- Data excerpts
################
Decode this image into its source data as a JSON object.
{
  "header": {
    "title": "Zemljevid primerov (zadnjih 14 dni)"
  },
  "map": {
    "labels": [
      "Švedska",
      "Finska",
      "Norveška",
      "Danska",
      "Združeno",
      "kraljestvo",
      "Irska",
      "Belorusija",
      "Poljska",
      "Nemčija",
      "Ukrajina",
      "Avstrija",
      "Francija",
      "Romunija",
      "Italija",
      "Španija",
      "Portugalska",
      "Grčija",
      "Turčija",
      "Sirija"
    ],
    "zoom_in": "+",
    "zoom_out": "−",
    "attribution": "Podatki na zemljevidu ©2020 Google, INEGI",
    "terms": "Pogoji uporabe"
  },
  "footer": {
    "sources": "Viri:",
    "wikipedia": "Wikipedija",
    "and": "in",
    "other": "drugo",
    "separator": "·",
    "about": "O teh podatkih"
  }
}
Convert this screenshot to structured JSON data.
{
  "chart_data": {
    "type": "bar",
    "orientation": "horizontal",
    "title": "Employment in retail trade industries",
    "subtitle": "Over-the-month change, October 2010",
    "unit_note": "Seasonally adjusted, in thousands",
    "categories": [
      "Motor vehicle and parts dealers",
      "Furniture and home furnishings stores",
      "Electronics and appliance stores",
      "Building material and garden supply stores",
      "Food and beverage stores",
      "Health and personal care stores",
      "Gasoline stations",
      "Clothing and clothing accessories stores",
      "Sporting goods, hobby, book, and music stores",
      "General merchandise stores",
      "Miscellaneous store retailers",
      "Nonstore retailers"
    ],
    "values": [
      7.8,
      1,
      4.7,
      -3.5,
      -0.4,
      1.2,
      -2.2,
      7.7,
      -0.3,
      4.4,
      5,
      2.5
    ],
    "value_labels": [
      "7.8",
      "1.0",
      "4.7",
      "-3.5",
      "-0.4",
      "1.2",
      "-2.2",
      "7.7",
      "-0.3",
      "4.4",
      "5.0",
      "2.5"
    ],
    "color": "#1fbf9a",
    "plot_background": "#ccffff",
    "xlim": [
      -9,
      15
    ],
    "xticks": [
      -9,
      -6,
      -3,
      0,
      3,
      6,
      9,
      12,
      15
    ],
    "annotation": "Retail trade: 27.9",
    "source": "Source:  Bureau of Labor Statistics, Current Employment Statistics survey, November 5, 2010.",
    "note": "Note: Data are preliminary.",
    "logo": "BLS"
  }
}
################
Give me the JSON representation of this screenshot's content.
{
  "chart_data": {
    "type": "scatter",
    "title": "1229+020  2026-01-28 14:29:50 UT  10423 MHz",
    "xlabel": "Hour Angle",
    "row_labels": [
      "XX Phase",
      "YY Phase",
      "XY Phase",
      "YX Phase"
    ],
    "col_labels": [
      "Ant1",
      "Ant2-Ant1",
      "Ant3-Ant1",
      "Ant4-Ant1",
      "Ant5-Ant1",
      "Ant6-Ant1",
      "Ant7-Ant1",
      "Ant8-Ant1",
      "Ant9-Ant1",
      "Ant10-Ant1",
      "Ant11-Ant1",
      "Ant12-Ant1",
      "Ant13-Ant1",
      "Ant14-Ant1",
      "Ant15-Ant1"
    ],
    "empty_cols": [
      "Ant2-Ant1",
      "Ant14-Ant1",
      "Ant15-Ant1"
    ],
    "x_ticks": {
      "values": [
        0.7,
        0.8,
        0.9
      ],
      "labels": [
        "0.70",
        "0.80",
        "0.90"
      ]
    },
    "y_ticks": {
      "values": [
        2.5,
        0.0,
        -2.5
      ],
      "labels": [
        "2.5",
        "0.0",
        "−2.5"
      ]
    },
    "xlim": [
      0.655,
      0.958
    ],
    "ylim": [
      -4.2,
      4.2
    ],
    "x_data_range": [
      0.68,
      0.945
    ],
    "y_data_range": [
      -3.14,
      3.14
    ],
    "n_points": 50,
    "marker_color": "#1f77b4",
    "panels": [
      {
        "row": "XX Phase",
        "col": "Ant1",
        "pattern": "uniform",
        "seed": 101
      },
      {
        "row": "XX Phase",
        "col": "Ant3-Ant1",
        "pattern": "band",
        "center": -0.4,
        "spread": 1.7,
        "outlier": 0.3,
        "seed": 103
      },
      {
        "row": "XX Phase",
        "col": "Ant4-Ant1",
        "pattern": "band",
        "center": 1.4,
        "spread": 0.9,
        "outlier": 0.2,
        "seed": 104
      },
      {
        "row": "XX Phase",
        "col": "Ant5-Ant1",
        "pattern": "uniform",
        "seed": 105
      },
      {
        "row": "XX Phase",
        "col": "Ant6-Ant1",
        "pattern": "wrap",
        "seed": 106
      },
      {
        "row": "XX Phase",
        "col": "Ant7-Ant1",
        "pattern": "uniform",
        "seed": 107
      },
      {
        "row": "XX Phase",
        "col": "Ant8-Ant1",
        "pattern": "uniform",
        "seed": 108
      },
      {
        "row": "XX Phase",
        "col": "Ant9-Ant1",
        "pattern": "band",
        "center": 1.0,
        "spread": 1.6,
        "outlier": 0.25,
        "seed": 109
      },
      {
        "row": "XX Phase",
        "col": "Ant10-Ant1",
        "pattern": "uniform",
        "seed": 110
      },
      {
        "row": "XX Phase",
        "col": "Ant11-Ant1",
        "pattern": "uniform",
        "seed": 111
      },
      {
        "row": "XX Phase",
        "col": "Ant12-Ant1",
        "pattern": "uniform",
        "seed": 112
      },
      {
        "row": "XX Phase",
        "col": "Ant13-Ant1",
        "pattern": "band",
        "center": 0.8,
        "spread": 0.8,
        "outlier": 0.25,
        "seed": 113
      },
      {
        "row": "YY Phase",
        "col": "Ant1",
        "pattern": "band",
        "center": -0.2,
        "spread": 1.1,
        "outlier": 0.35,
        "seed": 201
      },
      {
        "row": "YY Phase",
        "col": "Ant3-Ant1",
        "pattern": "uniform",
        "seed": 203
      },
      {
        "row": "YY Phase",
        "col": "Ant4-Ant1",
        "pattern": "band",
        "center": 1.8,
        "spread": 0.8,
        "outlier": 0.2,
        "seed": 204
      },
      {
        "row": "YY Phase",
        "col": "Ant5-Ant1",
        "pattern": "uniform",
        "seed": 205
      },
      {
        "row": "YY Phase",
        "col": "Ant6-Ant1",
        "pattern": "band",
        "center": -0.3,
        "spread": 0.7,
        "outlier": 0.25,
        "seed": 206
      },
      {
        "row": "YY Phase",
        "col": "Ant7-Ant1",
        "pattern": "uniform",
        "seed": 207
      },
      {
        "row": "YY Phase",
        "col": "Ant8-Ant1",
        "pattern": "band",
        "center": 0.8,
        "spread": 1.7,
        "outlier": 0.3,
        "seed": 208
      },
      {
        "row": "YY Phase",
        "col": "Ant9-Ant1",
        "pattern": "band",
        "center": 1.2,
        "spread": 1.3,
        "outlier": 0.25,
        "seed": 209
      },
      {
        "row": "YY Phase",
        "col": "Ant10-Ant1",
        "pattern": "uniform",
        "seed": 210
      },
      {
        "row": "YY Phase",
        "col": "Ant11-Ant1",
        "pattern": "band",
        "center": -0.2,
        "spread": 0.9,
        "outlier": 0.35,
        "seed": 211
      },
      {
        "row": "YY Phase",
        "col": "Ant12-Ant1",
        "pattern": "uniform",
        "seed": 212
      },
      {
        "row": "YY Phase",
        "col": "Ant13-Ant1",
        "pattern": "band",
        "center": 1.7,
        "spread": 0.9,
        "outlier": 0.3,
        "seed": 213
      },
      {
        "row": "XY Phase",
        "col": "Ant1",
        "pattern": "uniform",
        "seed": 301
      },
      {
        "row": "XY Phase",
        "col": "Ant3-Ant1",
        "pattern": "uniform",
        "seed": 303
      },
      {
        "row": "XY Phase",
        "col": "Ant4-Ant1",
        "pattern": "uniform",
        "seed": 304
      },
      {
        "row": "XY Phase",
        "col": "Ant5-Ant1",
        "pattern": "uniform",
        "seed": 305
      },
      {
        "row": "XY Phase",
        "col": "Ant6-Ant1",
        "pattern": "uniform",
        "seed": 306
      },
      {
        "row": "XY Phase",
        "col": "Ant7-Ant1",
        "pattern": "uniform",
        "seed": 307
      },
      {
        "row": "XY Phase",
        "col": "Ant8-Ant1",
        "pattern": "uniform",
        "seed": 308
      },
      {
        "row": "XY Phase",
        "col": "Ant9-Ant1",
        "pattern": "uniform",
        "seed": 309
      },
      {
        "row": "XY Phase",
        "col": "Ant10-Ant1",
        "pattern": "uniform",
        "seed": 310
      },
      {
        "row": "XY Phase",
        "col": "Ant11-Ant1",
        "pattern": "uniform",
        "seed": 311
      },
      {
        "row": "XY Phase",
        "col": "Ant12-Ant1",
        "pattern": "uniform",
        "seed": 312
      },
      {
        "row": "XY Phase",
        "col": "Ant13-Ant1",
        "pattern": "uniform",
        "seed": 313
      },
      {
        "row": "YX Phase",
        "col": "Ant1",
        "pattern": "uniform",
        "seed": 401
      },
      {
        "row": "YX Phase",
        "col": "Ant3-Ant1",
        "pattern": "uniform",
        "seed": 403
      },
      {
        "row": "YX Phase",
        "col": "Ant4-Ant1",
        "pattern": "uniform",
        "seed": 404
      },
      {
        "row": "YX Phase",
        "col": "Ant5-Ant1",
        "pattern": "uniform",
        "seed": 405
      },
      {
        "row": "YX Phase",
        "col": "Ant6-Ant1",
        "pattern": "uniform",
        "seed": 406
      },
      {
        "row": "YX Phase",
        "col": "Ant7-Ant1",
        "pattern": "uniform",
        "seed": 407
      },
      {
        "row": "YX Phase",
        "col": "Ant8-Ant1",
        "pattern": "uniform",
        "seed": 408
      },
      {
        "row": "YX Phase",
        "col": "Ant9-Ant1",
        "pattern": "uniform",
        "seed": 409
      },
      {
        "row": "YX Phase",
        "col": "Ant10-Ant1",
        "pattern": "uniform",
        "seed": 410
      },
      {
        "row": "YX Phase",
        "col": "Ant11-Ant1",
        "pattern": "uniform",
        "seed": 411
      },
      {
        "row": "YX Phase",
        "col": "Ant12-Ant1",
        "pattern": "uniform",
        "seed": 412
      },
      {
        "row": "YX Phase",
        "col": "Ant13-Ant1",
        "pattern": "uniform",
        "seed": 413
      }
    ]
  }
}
################
- Instruction
Filter the data, keeping only the lines that contain "screenshot".

- Result
Convert this screenshot to structured JSON data.
Give me the JSON representation of this screenshot's content.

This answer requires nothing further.